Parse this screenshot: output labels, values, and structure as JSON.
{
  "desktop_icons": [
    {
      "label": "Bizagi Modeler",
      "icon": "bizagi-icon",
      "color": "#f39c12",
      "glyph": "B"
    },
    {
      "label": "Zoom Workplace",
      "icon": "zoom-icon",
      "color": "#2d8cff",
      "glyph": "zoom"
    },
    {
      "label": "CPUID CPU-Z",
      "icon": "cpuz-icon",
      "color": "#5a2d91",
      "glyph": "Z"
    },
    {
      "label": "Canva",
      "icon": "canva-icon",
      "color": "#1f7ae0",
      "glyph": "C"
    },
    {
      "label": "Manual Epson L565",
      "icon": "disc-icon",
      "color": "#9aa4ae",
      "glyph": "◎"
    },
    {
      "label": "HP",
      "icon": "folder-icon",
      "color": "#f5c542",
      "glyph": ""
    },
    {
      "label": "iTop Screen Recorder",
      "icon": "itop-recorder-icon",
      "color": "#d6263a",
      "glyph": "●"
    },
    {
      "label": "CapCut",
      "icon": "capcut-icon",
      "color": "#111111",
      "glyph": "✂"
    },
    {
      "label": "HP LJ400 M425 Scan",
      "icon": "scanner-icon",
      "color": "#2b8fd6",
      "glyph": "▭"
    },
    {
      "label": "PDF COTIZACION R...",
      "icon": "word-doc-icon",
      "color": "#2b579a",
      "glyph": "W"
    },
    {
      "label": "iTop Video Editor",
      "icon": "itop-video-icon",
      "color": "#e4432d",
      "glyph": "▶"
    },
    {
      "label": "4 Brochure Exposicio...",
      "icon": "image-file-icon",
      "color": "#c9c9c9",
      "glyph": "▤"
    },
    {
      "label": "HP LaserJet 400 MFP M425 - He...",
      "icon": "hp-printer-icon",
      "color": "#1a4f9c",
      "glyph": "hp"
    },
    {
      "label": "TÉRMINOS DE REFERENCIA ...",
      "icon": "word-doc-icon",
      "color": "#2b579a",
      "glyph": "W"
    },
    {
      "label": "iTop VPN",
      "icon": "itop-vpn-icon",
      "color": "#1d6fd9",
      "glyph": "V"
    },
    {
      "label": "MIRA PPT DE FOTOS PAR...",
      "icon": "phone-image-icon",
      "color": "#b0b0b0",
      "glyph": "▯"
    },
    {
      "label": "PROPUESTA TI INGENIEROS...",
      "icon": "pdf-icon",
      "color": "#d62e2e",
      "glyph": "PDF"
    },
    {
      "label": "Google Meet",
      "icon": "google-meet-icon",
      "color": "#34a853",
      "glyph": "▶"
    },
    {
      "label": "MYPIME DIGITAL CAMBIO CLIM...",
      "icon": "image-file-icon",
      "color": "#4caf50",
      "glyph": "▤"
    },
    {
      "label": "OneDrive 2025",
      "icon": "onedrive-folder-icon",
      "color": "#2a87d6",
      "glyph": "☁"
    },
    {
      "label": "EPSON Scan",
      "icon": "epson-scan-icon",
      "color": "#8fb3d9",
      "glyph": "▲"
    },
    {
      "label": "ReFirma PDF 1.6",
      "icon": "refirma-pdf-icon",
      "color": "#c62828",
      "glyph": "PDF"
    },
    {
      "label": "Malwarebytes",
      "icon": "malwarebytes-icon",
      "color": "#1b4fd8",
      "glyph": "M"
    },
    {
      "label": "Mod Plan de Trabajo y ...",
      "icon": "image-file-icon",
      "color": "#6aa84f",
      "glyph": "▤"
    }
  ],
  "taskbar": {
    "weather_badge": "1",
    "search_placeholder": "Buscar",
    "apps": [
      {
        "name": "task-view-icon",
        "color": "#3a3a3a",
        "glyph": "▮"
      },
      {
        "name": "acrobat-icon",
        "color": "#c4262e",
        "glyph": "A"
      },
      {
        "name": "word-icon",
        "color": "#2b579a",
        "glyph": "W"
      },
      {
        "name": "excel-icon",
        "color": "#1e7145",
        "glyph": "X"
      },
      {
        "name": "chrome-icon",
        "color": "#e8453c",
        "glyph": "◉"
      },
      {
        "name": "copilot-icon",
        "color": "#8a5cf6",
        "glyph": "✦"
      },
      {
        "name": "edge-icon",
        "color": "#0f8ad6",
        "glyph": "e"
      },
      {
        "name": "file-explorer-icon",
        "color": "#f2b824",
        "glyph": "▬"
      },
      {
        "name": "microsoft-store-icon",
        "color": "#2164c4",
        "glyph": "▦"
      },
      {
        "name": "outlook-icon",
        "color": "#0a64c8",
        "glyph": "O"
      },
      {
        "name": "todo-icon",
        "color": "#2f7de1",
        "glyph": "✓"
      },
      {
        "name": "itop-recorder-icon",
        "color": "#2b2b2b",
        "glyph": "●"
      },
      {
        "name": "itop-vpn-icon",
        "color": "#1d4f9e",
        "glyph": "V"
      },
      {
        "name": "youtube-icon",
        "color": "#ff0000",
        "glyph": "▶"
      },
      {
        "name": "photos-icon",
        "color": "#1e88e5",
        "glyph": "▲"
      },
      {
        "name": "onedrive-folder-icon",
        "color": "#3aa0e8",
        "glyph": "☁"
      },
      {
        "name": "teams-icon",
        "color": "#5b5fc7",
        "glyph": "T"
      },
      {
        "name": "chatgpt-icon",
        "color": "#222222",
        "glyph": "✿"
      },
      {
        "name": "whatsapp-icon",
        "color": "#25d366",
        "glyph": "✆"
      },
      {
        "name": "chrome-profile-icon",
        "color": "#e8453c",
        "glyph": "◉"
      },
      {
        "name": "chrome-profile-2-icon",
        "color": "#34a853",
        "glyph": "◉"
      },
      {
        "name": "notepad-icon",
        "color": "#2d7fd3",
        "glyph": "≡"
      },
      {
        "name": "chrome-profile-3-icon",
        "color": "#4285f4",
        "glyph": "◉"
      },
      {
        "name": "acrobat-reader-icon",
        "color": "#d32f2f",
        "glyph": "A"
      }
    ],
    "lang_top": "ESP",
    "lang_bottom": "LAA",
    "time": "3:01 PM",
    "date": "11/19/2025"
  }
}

> [STATED GOAL]
The entries above must be returned in full, exactly as shown.

> [EXERCISE OUTPUT]
Parse this screenshot: output labels, values, and structure as JSON.
{
  "desktop_icons": [
    {
      "label": "Bizagi Modeler",
      "icon": "bizagi-icon",
      "color": "#f39c12",
      "glyph": "B"
    },
    {
      "label": "Zoom Workplace",
      "icon": "zoom-icon",
      "color": "#2d8cff",
      "glyph": "zoom"
    },
    {
      "label": "CPUID CPU-Z",
      "icon": "cpuz-icon",
      "color": "#5a2d91",
      "glyph": "Z"
    },
    {
      "label": "Canva",
      "icon": "canva-icon",
      "color": "#1f7ae0",
      "glyph": "C"
    },
    {
      "label": "Manual Epson L565",
      "icon": "disc-icon",
      "color": "#9aa4ae",
      "glyph": "◎"
    },
    {
      "label": "HP",
      "icon": "folder-icon",
      "color": "#f5c542",
      "glyph": ""
    },
    {
      "label": "iTop Screen Recorder",
      "icon": "itop-recorder-icon",
      "color": "#d6263a",
      "glyph": "●"
    },
    {
      "label": "CapCut",
      "icon": "capcut-icon",
      "color": "#111111",
      "glyph": "✂"
    },
    {
      "label": "HP LJ400 M425 Scan",
      "icon": "scanner-icon",
      "color": "#2b8fd6",
      "glyph": "▭"
    },
    {
      "label": "PDF COTIZACION R...",
      "icon": "word-doc-icon",
      "color": "#2b579a",
      "glyph": "W"
    },
    {
      "label": "iTop Video Editor",
      "icon": "itop-video-icon",
      "color": "#e4432d",
      "glyph": "▶"
    },
    {
      "label": "4 Brochure Exposicio...",
      "icon": "image-file-icon",
      "color": "#c9c9c9",
      "glyph": "▤"
    },
    {
      "label": "HP LaserJet 400 MFP M425 - He...",
      "icon": "hp-printer-icon",
      "color": "#1a4f9c",
      "glyph": "hp"
    },
    {
      "label": "TÉRMINOS DE REFERENCIA ...",
      "icon": "word-doc-icon",
      "color": "#2b579a",
      "glyph": "W"
    },
    {
      "label": "iTop VPN",
      "icon": "itop-vpn-icon",
      "color": "#1d6fd9",
      "glyph": "V"
    },
    {
      "label": "MIRA PPT DE FOTOS PAR...",
      "icon": "phone-image-icon",
      "color": "#b0b0b0",
      "glyph": "▯"
    },
    {
      "label": "PROPUESTA TI INGENIEROS...",
      "icon": "pdf-icon",
      "color": "#d62e2e",
      "glyph": "PDF"
    },
    {
      "label": "Google Meet",
      "icon": "google-meet-icon",
      "color": "#34a853",
      "glyph": "▶"
    },
    {
      "label": "MYPIME DIGITAL CAMBIO CLIM...",
      "icon": "image-file-icon",
      "color": "#4caf50",
      "glyph": "▤"
    },
    {
      "label": "OneDrive 2025",
      "icon": "onedrive-folder-icon",
      "color": "#2a87d6",
      "glyph": "☁"
    },
    {
      "label": "EPSON Scan",
      "icon": "epson-scan-icon",
      "color": "#8fb3d9",
      "glyph": "▲"
    },
    {
      "label": "ReFirma PDF 1.6",
      "icon": "refirma-pdf-icon",
      "color": "#c62828",
      "glyph": "PDF"
    },
    {
      "label": "Malwarebytes",
      "icon": "malwarebytes-icon",
      "color": "#1b4fd8",
      "glyph": "M"
    },
    {
      "label": "Mod Plan de Trabajo y ...",
      "icon": "image-file-icon",
      "color": "#6aa84f",
      "glyph": "▤"
    }
  ],
  "taskbar": {
    "weather_badge": "1",
    "search_placeholder": "Buscar",
    "apps": [
      {
        "name": "task-view-icon",
        "color": "#3a3a3a",
        "glyph": "▮"
      },
      {
        "name": "acrobat-icon",
        "color": "#c4262e",
        "glyph": "A"
      },
      {
        "name": "word-icon",
        "color": "#2b579a",
        "glyph": "W"
      },
      {
        "name": "excel-icon",
        "color": "#1e7145",
        "glyph": "X"
      },
      {
        "name": "chrome-icon",
        "color": "#e8453c",
        "glyph": "◉"
      },
      {
        "name": "copilot-icon",
        "color": "#8a5cf6",
        "glyph": "✦"
      },
      {
        "name": "edge-icon",
        "color": "#0f8ad6",
        "glyph": "e"
      },
      {
        "name": "file-explorer-icon",
        "color": "#f2b824",
        "glyph": "▬"
      },
      {
        "name": "microsoft-store-icon",
        "color": "#2164c4",
        "glyph": "▦"
      },
      {
        "name": "outlook-icon",
        "color": "#0a64c8",
        "glyph": "O"
      },
      {
        "name": "todo-icon",
        "color": "#2f7de1",
        "glyph": "✓"
      },
      {
        "name": "itop-recorder-icon",
        "color": "#2b2b2b",
        "glyph": "●"
      },
      {
        "name": "itop-vpn-icon",
        "color": "#1d4f9e",
        "glyph": "V"
      },
      {
        "name": "youtube-icon",
        "color": "#ff0000",
        "glyph": "▶"
      },
      {
        "name": "photos-icon",
        "color": "#1e88e5",
        "glyph": "▲"
      },
      {
        "name": "onedrive-folder-icon",
        "color": "#3aa0e8",
        "glyph": "☁"
      },
      {
        "name": "teams-icon",
        "color": "#5b5fc7",
        "glyph": "T"
      },
      {
        "name": "chatgpt-icon",
        "color": "#222222",
        "glyph": "✿"
      },
      {
        "name": "whatsapp-icon",
        "color": "#25d366",
        "glyph": "✆"
      },
      {
        "name": "chrome-profile-icon",
        "color": "#e8453c",
        "glyph": "◉"
      },
      {
        "name": "chrome-profile-2-icon",
        "color": "#34a853",
        "glyph": "◉"
      },
      {
        "name": "notepad-icon",
        "color": "#2d7fd3",
        "glyph": "≡"
      },
      {
        "name": "chrome-profile-3-icon",
        "color": "#4285f4",
        "glyph": "◉"
      },
      {
        "name": "acrobat-reader-icon",
        "color": "#d32f2f",
        "glyph": "A"
      }
    ],
    "lang_top": "ESP",
    "lang_bottom": "LAA",
    "time": "3:01 PM",
    "date": "11/19/2025"
  }
}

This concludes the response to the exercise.